Problem statement — Reproduce each of the following records line for line, with no changes.

Saved data entries
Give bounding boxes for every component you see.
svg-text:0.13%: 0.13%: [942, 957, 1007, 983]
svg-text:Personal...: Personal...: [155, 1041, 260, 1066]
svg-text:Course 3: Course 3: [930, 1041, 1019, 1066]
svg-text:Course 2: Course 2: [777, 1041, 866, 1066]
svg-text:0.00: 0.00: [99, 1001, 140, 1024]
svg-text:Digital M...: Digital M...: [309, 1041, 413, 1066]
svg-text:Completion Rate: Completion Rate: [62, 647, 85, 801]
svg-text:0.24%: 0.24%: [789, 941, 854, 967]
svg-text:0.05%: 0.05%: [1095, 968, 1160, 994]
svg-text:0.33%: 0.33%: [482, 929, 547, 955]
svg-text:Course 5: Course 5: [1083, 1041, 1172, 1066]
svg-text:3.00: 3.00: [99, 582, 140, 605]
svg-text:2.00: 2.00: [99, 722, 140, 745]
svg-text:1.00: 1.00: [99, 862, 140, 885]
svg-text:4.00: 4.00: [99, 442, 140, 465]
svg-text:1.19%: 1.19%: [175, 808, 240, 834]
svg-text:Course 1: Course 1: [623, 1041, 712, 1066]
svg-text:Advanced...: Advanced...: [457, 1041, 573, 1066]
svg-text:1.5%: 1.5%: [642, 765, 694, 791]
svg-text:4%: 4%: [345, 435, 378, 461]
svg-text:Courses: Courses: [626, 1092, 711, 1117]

Exercise answer —
Give bounding boxes for every component you see.
svg-text:0.13%: 0.13%: [942, 957, 1007, 983]
svg-text:Personal...: Personal...: [155, 1041, 260, 1066]
svg-text:Course 3: Course 3: [930, 1041, 1019, 1066]
svg-text:Course 2: Course 2: [777, 1041, 866, 1066]
svg-text:0.00: 0.00: [99, 1001, 140, 1024]
svg-text:Digital M...: Digital M...: [309, 1041, 413, 1066]
svg-text:Completion Rate: Completion Rate: [62, 647, 85, 801]
svg-text:0.24%: 0.24%: [789, 941, 854, 967]
svg-text:0.05%: 0.05%: [1095, 968, 1160, 994]
svg-text:0.33%: 0.33%: [482, 929, 547, 955]
svg-text:Course 5: Course 5: [1083, 1041, 1172, 1066]
svg-text:3.00: 3.00: [99, 582, 140, 605]
svg-text:2.00: 2.00: [99, 722, 140, 745]
svg-text:1.00: 1.00: [99, 862, 140, 885]
svg-text:4.00: 4.00: [99, 442, 140, 465]
svg-text:1.19%: 1.19%: [175, 808, 240, 834]
svg-text:Course 1: Course 1: [623, 1041, 712, 1066]
svg-text:Advanced...: Advanced...: [457, 1041, 573, 1066]
svg-text:1.5%: 1.5%: [642, 765, 694, 791]
svg-text:4%: 4%: [345, 435, 378, 461]
svg-text:Courses: Courses: [626, 1092, 711, 1117]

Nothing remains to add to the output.